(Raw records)
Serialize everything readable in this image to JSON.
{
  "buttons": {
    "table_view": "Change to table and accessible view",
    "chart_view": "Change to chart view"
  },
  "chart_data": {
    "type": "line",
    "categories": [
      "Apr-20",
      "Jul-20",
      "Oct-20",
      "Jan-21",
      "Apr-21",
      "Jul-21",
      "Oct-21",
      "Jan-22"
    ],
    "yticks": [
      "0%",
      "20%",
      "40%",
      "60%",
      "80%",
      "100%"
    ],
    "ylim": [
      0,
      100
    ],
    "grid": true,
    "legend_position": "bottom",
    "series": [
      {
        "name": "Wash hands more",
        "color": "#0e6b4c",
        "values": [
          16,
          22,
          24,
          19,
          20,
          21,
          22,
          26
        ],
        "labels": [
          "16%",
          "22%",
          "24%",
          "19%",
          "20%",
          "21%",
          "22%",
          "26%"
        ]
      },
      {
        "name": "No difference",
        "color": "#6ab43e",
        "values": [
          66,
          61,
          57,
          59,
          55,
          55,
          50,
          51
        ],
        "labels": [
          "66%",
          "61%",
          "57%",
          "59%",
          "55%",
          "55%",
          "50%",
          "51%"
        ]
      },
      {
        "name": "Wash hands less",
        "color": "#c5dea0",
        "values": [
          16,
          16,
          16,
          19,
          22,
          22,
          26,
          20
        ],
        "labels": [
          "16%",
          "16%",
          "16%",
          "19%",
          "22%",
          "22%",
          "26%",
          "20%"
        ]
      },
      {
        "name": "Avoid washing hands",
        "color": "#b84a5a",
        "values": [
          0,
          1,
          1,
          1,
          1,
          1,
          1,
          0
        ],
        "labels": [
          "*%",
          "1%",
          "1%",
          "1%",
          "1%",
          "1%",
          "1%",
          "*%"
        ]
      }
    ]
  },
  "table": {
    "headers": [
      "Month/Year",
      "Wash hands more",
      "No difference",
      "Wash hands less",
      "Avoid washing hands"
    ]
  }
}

▶ _AIM OF THE TASK_
Show the lines of the records that include the string "Avoid".

▶ _ANSWER TO THIS TASK_
        "name": "Avoid washing hands",
      "Avoid washing hands"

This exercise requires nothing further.